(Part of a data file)
::::::::
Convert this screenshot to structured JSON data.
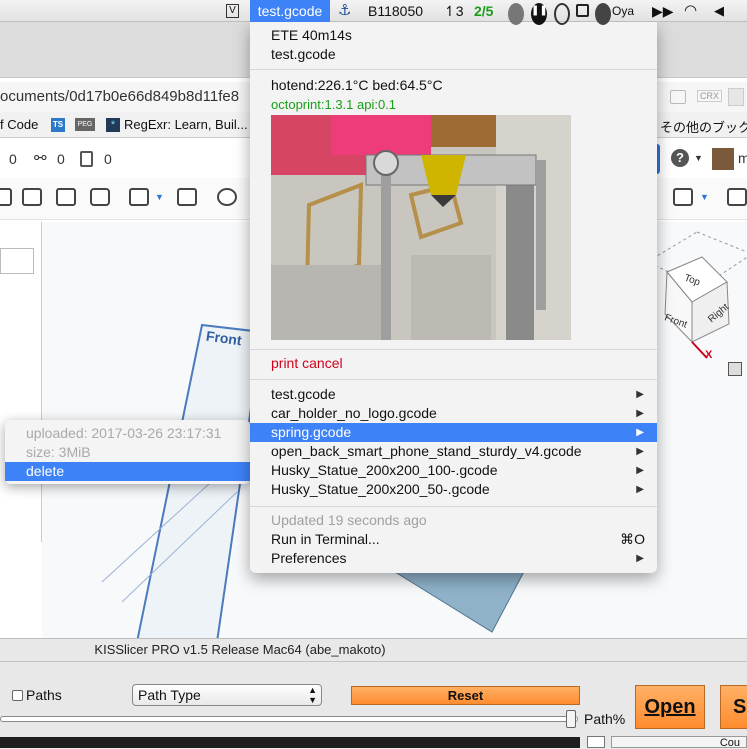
{
  "menubar": {
    "v_icon_label": "V",
    "app_title": "test.gcode",
    "anchor_glyph": "⚓",
    "sensor_text": "B118050",
    "arrow_count": "↿3",
    "fraction": "2/5",
    "user_label": "Oya"
  },
  "browser": {
    "url_text": "ocuments/0d17b0e66d849b8d11fe8",
    "ext_labels": [
      "CRX"
    ],
    "bookmarks": {
      "code": "f Code",
      "ts": "TS",
      "peg": "PEG",
      "regexr": "RegExr: Learn, Buil...",
      "other": "その他のブックマ"
    },
    "stats": {
      "a": "0",
      "b": "0",
      "c": "0"
    },
    "help_glyph": "?",
    "avatar_letter": "m"
  },
  "viewport": {
    "front_label": "Front",
    "cube_top": "Top",
    "cube_front": "Front",
    "cube_right": "Right",
    "axis_x": "X"
  },
  "menu": {
    "ete": "ETE 40m14s",
    "job": "test.gcode",
    "temps": "hotend:226.1°C  bed:64.5°C",
    "version": "octoprint:1.3.1 api:0.1",
    "cancel": "print cancel",
    "files": [
      "test.gcode",
      "car_holder_no_logo.gcode",
      "spring.gcode",
      "open_back_smart_phone_stand_sturdy_v4.gcode",
      "Husky_Statue_200x200_100-.gcode",
      "Husky_Statue_200x200_50-.gcode"
    ],
    "updated": "Updated 19 seconds ago",
    "run_terminal": "Run in Terminal...",
    "run_shortcut": "⌘O",
    "preferences": "Preferences"
  },
  "submenu": {
    "uploaded": "uploaded: 2017-03-26 23:17:31",
    "size": "size: 3MiB",
    "delete": "delete"
  },
  "kisslicer": {
    "title": "KISSlicer PRO v1.5 Release Mac64 (abe_makoto)",
    "paths_label": "Paths",
    "path_type": "Path Type",
    "reset": "Reset",
    "path_percent": "Path%",
    "open": "Open",
    "save_partial": "Sa",
    "bottom_partial": "Cou"
  },
  "colors": {
    "menu_highlight": "#3e82f7",
    "cancel_red": "#d0021b",
    "version_green": "#1a9e1a",
    "reset_orange": "#ff8c2e"
  }
}
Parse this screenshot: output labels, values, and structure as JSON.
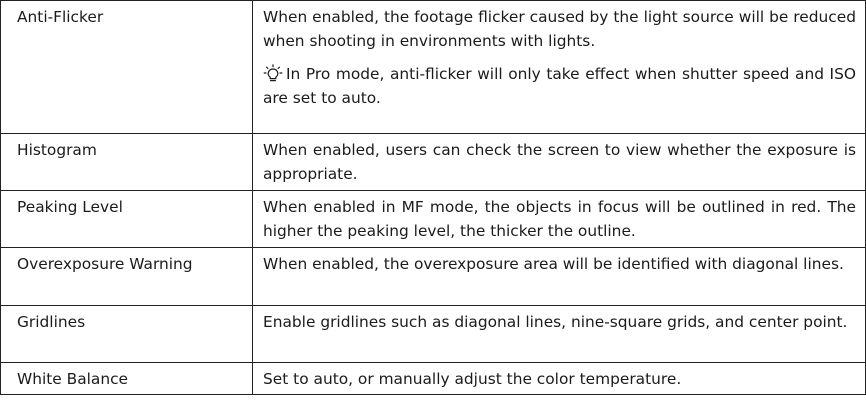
{
  "rows": [
    {
      "name": "Anti-Flicker",
      "desc": "When enabled, the footage flicker caused by the light source will be reduced when shooting in environments with lights.",
      "note": "In Pro mode, anti-flicker will only take effect when shutter speed and ISO are set to auto.",
      "note_icon": "lightbulb-tip-icon"
    },
    {
      "name": "Histogram",
      "desc": "When enabled, users can check the screen to view whether the exposure is appropriate."
    },
    {
      "name": "Peaking Level",
      "desc": "When enabled in MF mode, the objects in focus will be outlined in red. The higher the peaking level, the thicker the outline."
    },
    {
      "name": "Overexposure Warning",
      "desc": "When enabled, the overexposure area will be identified with diagonal lines."
    },
    {
      "name": "Gridlines",
      "desc": "Enable gridlines such as diagonal lines, nine-square grids, and center point."
    },
    {
      "name": "White Balance",
      "desc": "Set to auto, or manually adjust the color temperature."
    }
  ],
  "colors": {
    "border": "#222222",
    "text": "#1b1b1b",
    "background": "#ffffff"
  }
}
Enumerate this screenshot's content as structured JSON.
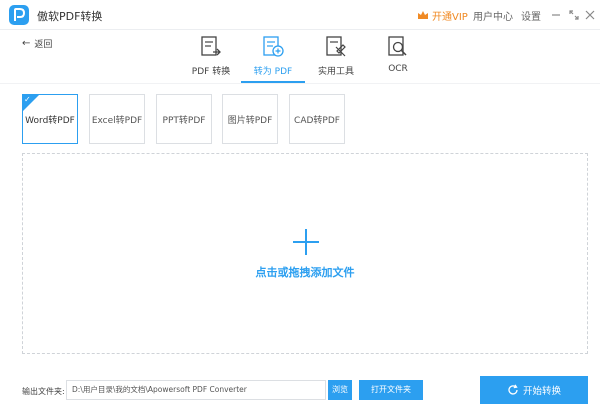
{
  "titlebar": {
    "app_title": "傲软PDF转换",
    "vip_label": "开通VIP",
    "user_center": "用户中心",
    "settings": "设置"
  },
  "nav": {
    "back_label": "返回"
  },
  "tabs": [
    {
      "label": "PDF 转换",
      "icon": "pdf-convert-icon",
      "active": false
    },
    {
      "label": "转为 PDF",
      "icon": "to-pdf-icon",
      "active": true
    },
    {
      "label": "实用工具",
      "icon": "tools-icon",
      "active": false
    },
    {
      "label": "OCR",
      "icon": "ocr-icon",
      "active": false
    }
  ],
  "options": [
    {
      "label": "Word转PDF",
      "selected": true
    },
    {
      "label": "Excel转PDF",
      "selected": false
    },
    {
      "label": "PPT转PDF",
      "selected": false
    },
    {
      "label": "图片转PDF",
      "selected": false
    },
    {
      "label": "CAD转PDF",
      "selected": false
    }
  ],
  "dropzone": {
    "text": "点击或拖拽添加文件"
  },
  "output": {
    "label": "输出文件夹:",
    "path": "D:\\用户目录\\我的文档\\Apowersoft PDF Converter",
    "browse_label": "浏览",
    "open_folder_label": "打开文件夹"
  },
  "start_button_label": "开始转换",
  "colors": {
    "accent": "#2c9ff0",
    "vip": "#f08a24"
  }
}
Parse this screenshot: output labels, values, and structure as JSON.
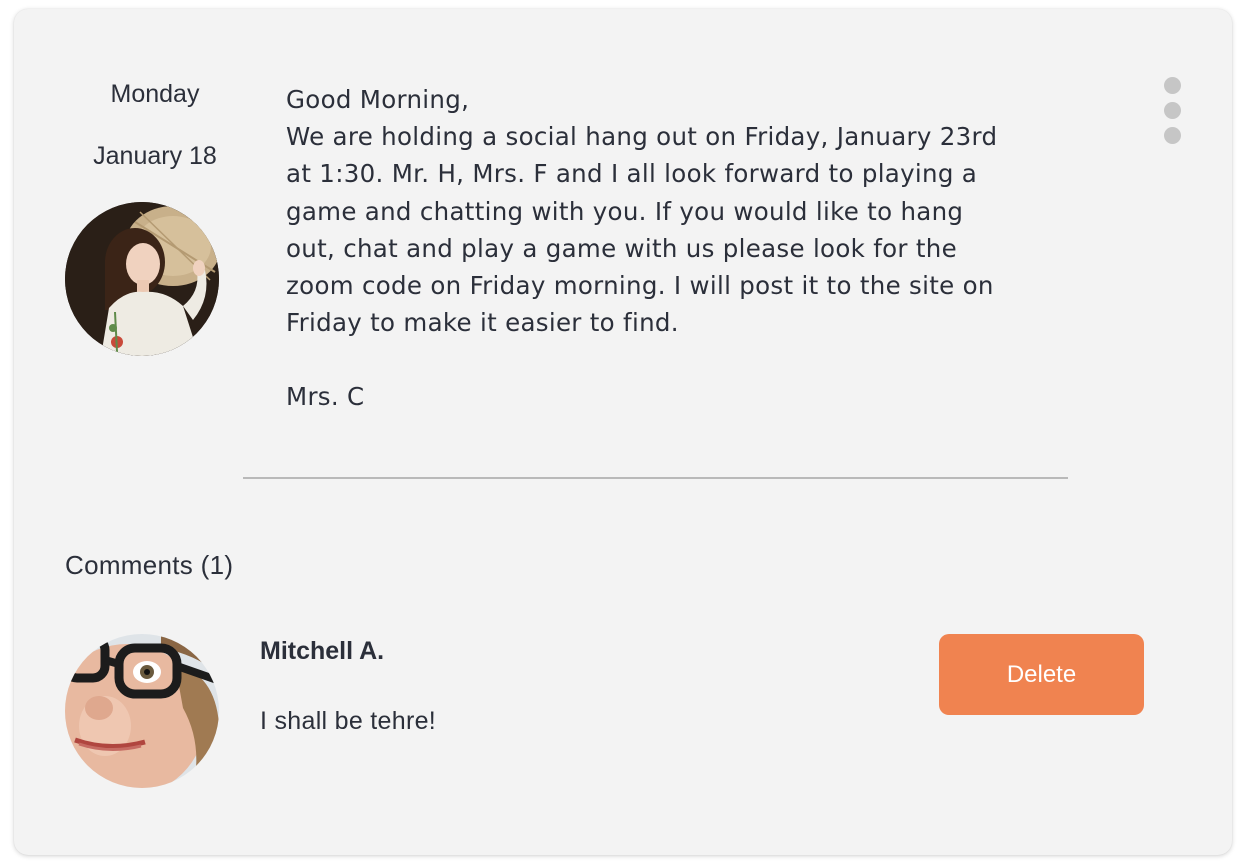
{
  "post": {
    "day": "Monday",
    "date": "January 18",
    "lines": [
      "Good Morning,",
      "We are holding a social hang out on Friday, January 23rd",
      "at 1:30.  Mr. H, Mrs. F and I all look forward to playing a",
      "game and chatting with you.  If you would like to hang",
      "out, chat and play a game with us please look for the",
      "zoom code on Friday morning.  I will post it to the site on",
      "Friday to make it easier to find."
    ],
    "signature": "Mrs. C",
    "menu_icon": "more-vertical-icon"
  },
  "comments": {
    "heading": "Comments (1)",
    "items": [
      {
        "author": "Mitchell A.",
        "text": "I shall be tehre!",
        "delete_label": "Delete"
      }
    ]
  },
  "colors": {
    "card_background": "#f3f3f3",
    "text": "#2b2f3a",
    "divider": "#b9b9b9",
    "menu_dots": "#c6c6c6",
    "delete_button": "#f08350",
    "delete_text": "#ffffff"
  }
}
::::::::
Task goal:
Tally up the lines in the records containing the word "post", then give the count and nothing else.

Response:
2